Data rows:
================================

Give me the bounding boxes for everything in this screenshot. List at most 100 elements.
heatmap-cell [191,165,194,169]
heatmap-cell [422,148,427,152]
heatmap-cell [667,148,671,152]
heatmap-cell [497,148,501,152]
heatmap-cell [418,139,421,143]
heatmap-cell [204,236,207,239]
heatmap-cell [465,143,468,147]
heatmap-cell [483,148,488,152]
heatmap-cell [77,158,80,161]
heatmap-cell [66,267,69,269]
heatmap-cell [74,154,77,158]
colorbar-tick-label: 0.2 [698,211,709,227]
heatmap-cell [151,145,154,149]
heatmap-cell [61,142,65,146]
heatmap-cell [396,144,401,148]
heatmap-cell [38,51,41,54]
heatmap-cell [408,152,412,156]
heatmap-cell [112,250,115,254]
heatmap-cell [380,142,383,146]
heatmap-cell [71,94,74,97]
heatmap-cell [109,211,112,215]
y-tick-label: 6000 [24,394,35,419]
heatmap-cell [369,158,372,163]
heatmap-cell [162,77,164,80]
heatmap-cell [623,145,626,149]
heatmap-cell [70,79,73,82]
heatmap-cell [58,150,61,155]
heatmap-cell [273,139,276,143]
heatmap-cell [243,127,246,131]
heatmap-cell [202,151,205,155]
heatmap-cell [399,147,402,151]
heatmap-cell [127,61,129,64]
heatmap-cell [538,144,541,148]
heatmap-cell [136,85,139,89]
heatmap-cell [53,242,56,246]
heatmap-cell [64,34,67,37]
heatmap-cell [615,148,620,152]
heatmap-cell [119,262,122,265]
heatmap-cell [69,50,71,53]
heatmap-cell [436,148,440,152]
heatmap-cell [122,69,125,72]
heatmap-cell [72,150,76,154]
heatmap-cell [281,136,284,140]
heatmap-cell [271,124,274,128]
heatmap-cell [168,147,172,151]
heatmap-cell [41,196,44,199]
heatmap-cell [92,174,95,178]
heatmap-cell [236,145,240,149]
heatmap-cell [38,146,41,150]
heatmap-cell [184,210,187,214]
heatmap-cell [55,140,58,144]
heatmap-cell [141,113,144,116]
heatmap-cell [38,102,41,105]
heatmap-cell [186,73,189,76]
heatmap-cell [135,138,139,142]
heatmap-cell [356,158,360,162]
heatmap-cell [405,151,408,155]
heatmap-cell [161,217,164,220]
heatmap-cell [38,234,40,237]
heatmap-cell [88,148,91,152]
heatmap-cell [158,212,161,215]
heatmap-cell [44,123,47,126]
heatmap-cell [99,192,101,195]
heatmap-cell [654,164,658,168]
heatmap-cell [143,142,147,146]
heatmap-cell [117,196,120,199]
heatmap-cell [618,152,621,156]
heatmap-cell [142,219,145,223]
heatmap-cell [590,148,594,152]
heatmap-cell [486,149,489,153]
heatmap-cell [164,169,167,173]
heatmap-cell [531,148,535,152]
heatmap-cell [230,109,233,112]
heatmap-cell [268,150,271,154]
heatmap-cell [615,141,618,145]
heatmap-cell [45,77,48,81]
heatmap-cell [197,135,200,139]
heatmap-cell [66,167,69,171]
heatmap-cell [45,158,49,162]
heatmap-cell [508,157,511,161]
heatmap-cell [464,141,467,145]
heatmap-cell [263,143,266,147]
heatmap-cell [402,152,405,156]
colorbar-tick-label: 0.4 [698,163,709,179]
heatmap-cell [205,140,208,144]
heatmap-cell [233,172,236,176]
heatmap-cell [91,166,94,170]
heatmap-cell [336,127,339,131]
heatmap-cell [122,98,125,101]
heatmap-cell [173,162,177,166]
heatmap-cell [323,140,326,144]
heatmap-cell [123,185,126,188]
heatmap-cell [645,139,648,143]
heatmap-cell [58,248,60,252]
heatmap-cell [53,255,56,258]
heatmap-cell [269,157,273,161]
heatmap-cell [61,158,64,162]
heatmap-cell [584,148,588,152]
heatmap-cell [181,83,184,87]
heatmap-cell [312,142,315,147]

================================

Exercise brief: Identify every line in the material above that contains the string "tick", and copy each of those lines in full.

Solution to this exercise:
colorbar-tick-label: 0.2 [698,211,709,227]
y-tick-label: 6000 [24,394,35,419]
colorbar-tick-label: 0.4 [698,163,709,179]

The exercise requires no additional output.